Task data
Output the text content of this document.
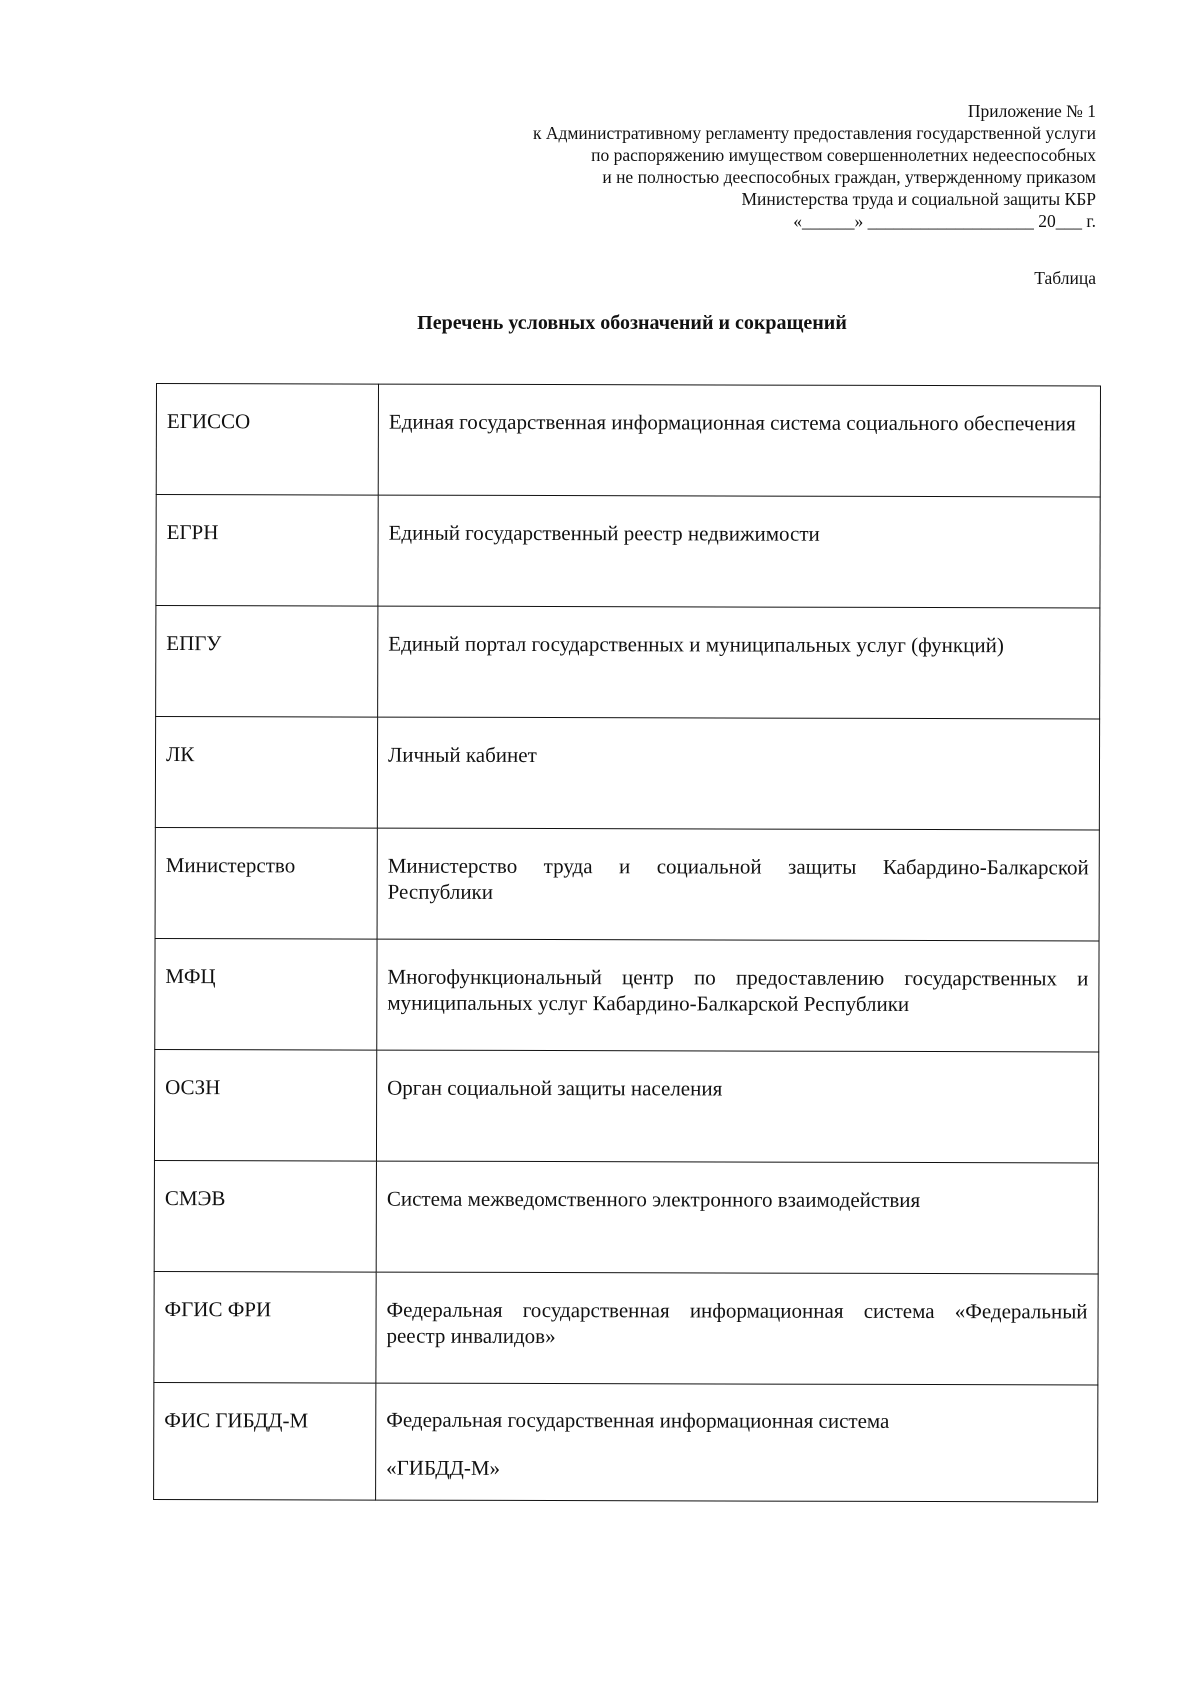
Приложение № 1
к Административному регламенту предоставления государственной услуги
по распоряжению имуществом совершеннолетних недееспособных
и не полностью дееспособных граждан, утвержденному приказом
Министерства труда и социальной защиты КБР
«______» ___________________ 20___ г.
Таблица
Перечень условных обозначений и сокращений
ЕГИССО	Единая государственная информационная система социального обеспечения
ЕГРН	Единый государственный реестр недвижимости
ЕПГУ	Единый портал государственных и муниципальных услуг (функций)
ЛК	Личный кабинет
Министерство	Министерство труда и социальной защиты Кабардино-Балкарской Республики
МФЦ	Многофункциональный центр по предоставлению государственных и муниципальных услуг Кабардино-Балкарской Республики
ОСЗН	Орган социальной защиты населения
СМЭВ	Система межведомственного электронного взаимодействия
ФГИС ФРИ	Федеральная государственная информационная система «Федеральный реестр инвалидов»
ФИС ГИБДД-М	Федеральная государственная информационная система
«ГИБДД-М»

The exercise
Pick out the lines containing the string "реестр".

Final answer
ЕГРН	Единый государственный реестр недвижимости
ФГИС ФРИ	Федеральная государственная информационная система «Федеральный реестр инвалидов»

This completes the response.